Given request:
List each line of the data that holds the string "placeholder".

Excerpted data:
——————
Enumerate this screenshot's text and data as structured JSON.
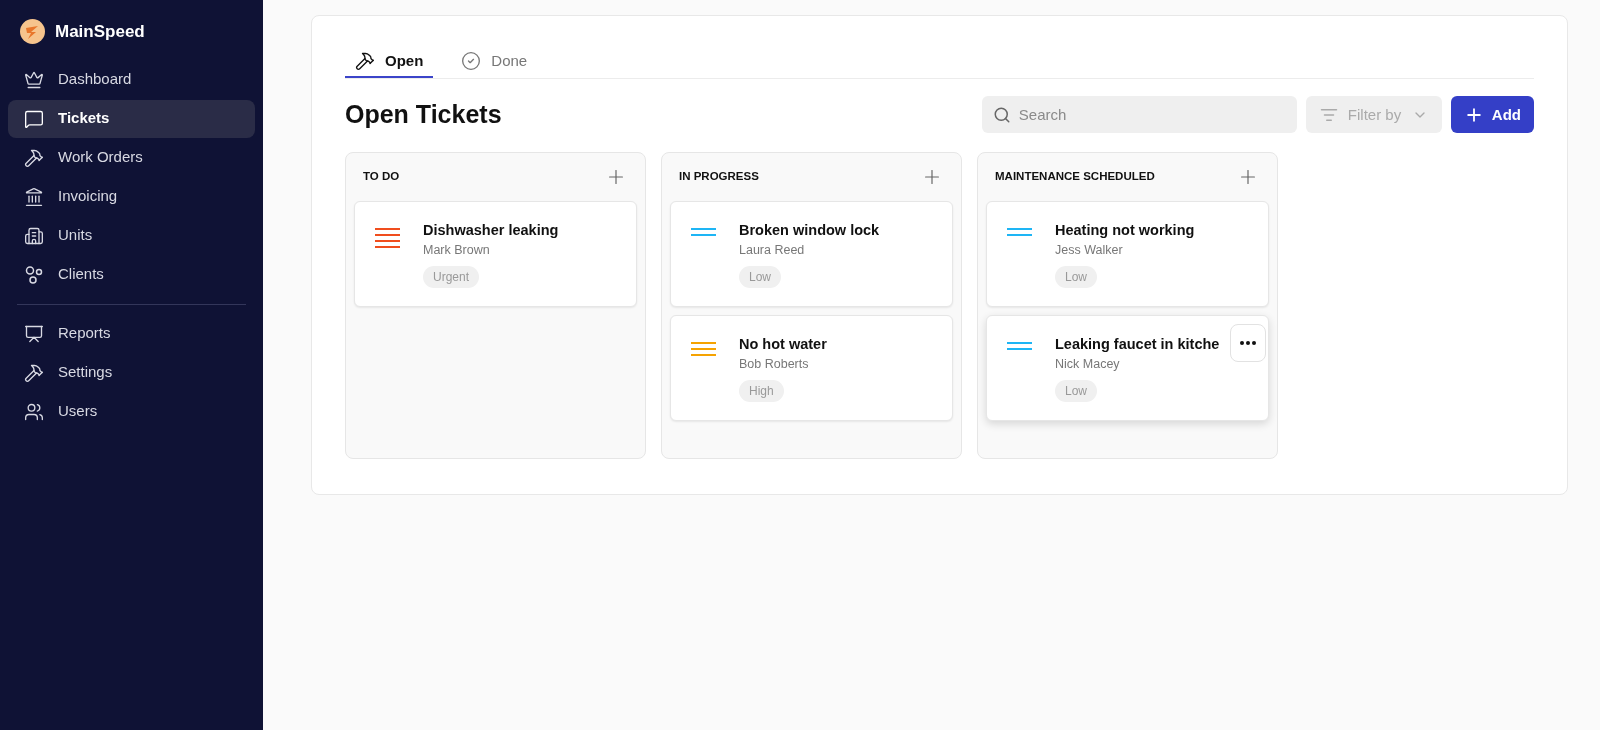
{
  "sidebar": {
    "brand": "MainSpeed",
    "items": [
      {
        "label": "Dashboard",
        "kind": "crown",
        "selected": false
      },
      {
        "label": "Tickets",
        "kind": "chat",
        "selected": true
      },
      {
        "label": "Work Orders",
        "kind": "hammer",
        "selected": false
      },
      {
        "label": "Invoicing",
        "kind": "bank",
        "selected": false
      },
      {
        "label": "Units",
        "kind": "building",
        "selected": false
      },
      {
        "label": "Clients",
        "kind": "circles",
        "selected": false
      }
    ],
    "bottom_items": [
      {
        "label": "Reports",
        "kind": "chart",
        "selected": false
      },
      {
        "label": "Settings",
        "kind": "hammer",
        "selected": false
      },
      {
        "label": "Users",
        "kind": "users",
        "selected": false
      }
    ]
  },
  "tabs": [
    {
      "label": "Open",
      "kind": "hammer",
      "selected": true
    },
    {
      "label": "Done",
      "kind": "check",
      "selected": false
    }
  ],
  "title": "Open Tickets",
  "search": {
    "placeholder": "Search"
  },
  "filter": {
    "placeholder": "Filter by"
  },
  "add_button": "Add",
  "columns": [
    {
      "title": "TO DO",
      "cards": [
        {
          "title": "Dishwasher leaking",
          "person": "Mark Brown",
          "priority": "Urgent",
          "kind": "urgent",
          "show_menu": false
        }
      ]
    },
    {
      "title": "IN PROGRESS",
      "cards": [
        {
          "title": "Broken window lock",
          "person": "Laura Reed",
          "priority": "Low",
          "kind": "low",
          "show_menu": false
        },
        {
          "title": "No hot water",
          "person": "Bob Roberts",
          "priority": "High",
          "kind": "high",
          "show_menu": false
        }
      ]
    },
    {
      "title": "MAINTENANCE SCHEDULED",
      "cards": [
        {
          "title": "Heating not working",
          "person": "Jess Walker",
          "priority": "Low",
          "kind": "low",
          "show_menu": false
        },
        {
          "title": "Leaking faucet in kitche",
          "person": "Nick Macey",
          "priority": "Low",
          "kind": "low",
          "show_menu": true
        }
      ]
    }
  ]
}
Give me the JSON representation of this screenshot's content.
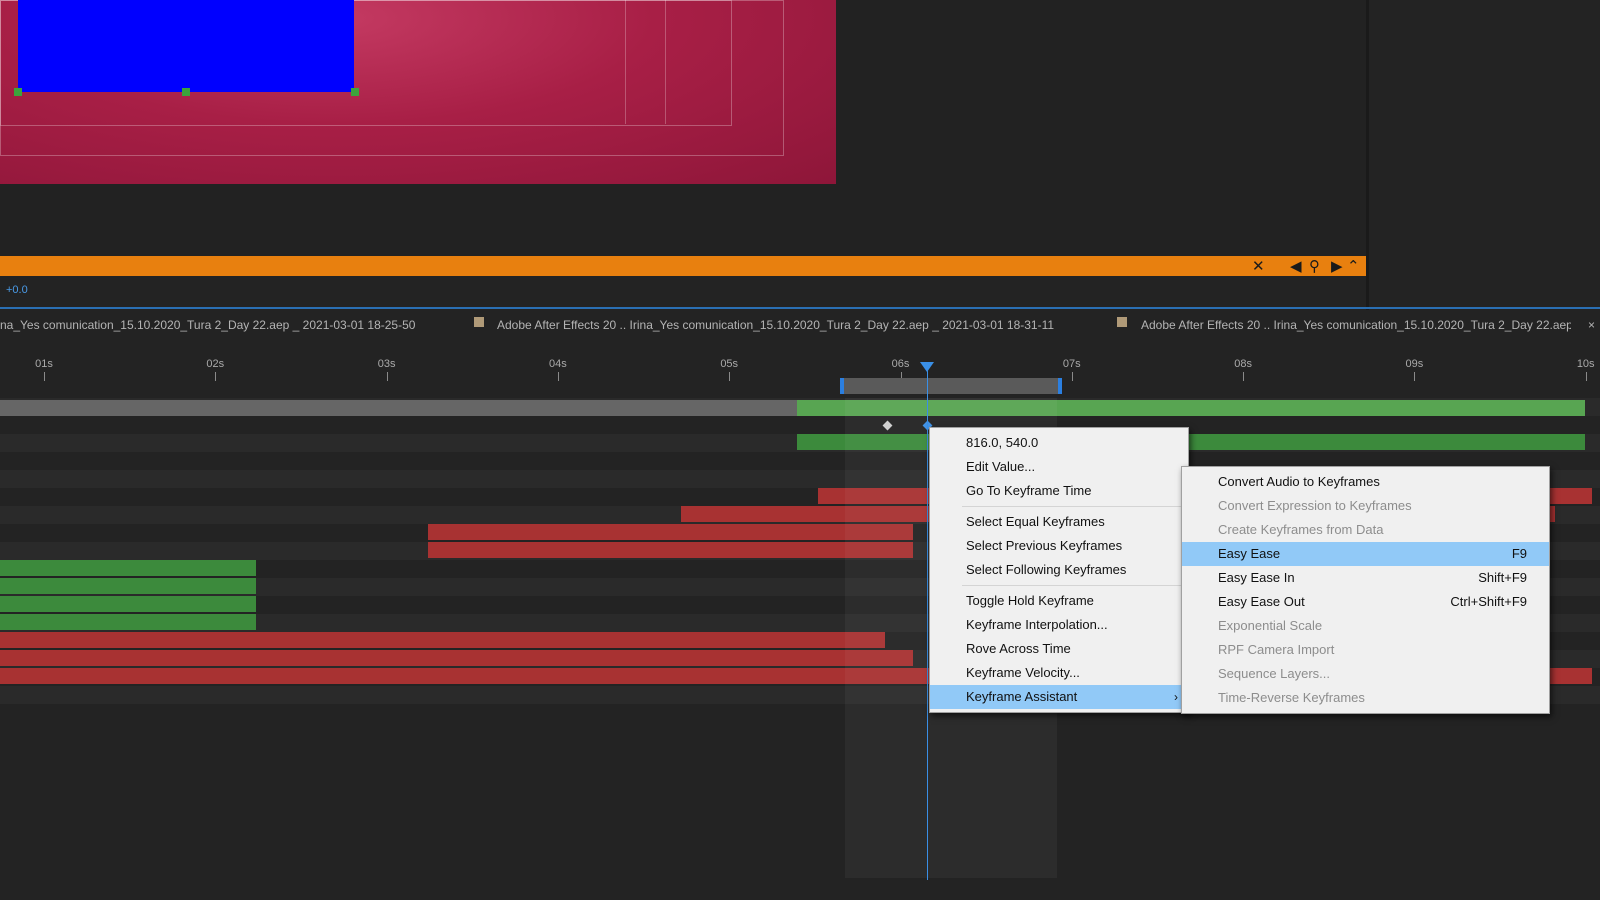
——————
Final answer:
    "placeholder": "Search"
    "placeholder": "Filter by"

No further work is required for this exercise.